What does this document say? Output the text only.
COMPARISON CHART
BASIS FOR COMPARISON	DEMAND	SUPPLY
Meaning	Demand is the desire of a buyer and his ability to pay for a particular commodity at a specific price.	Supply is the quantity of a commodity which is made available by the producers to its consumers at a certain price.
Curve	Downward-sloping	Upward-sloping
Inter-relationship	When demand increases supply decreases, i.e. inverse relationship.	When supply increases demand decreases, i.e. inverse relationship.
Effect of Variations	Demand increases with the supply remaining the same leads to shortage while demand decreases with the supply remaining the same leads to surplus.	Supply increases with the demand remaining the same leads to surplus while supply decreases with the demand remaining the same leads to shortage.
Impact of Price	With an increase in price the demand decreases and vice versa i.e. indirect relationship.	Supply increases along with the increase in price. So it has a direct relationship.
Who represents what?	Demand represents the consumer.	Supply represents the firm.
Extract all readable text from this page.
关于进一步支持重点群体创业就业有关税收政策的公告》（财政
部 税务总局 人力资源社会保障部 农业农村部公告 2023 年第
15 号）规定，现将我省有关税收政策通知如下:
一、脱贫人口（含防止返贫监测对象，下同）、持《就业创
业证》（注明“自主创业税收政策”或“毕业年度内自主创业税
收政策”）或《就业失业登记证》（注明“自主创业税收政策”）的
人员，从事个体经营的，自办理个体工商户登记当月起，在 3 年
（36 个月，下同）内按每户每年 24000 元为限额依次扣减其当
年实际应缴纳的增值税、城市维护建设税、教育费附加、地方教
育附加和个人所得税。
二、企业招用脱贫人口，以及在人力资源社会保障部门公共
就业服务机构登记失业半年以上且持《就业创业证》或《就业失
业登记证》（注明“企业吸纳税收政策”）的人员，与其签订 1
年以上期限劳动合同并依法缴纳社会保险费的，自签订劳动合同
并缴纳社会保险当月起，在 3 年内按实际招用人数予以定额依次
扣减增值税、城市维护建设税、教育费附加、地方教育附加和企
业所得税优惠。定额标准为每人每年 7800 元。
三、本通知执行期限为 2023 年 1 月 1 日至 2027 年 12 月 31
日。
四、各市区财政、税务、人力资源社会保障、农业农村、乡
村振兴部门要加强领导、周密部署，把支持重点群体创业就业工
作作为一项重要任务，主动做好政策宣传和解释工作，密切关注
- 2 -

────────────────────────────────────────

Problem requirements: Output all records verbatim.

Full solution:
What does this document say? Output the text only.
COMPARISON CHART
BASIS FOR COMPARISON	DEMAND	SUPPLY
Meaning	Demand is the desire of a buyer and his ability to pay for a particular commodity at a specific price.	Supply is the quantity of a commodity which is made available by the producers to its consumers at a certain price.
Curve	Downward-sloping	Upward-sloping
Inter-relationship	When demand increases supply decreases, i.e. inverse relationship.	When supply increases demand decreases, i.e. inverse relationship.
Effect of Variations	Demand increases with the supply remaining the same leads to shortage while demand decreases with the supply remaining the same leads to surplus.	Supply increases with the demand remaining the same leads to surplus while supply decreases with the demand remaining the same leads to shortage.
Impact of Price	With an increase in price the demand decreases and vice versa i.e. indirect relationship.	Supply increases along with the increase in price. So it has a direct relationship.
Who represents what?	Demand represents the consumer.	Supply represents the firm.
Extract all readable text from this page.
关于进一步支持重点群体创业就业有关税收政策的公告》（财政
部 税务总局 人力资源社会保障部 农业农村部公告 2023 年第
15 号）规定，现将我省有关税收政策通知如下:
一、脱贫人口（含防止返贫监测对象，下同）、持《就业创
业证》（注明“自主创业税收政策”或“毕业年度内自主创业税
收政策”）或《就业失业登记证》（注明“自主创业税收政策”）的
人员，从事个体经营的，自办理个体工商户登记当月起，在 3 年
（36 个月，下同）内按每户每年 24000 元为限额依次扣减其当
年实际应缴纳的增值税、城市维护建设税、教育费附加、地方教
育附加和个人所得税。
二、企业招用脱贫人口，以及在人力资源社会保障部门公共
就业服务机构登记失业半年以上且持《就业创业证》或《就业失
业登记证》（注明“企业吸纳税收政策”）的人员，与其签订 1
年以上期限劳动合同并依法缴纳社会保险费的，自签订劳动合同
并缴纳社会保险当月起，在 3 年内按实际招用人数予以定额依次
扣减增值税、城市维护建设税、教育费附加、地方教育附加和企
业所得税优惠。定额标准为每人每年 7800 元。
三、本通知执行期限为 2023 年 1 月 1 日至 2027 年 12 月 31
日。
四、各市区财政、税务、人力资源社会保障、农业农村、乡
村振兴部门要加强领导、周密部署，把支持重点群体创业就业工
作作为一项重要任务，主动做好政策宣传和解释工作，密切关注
- 2 -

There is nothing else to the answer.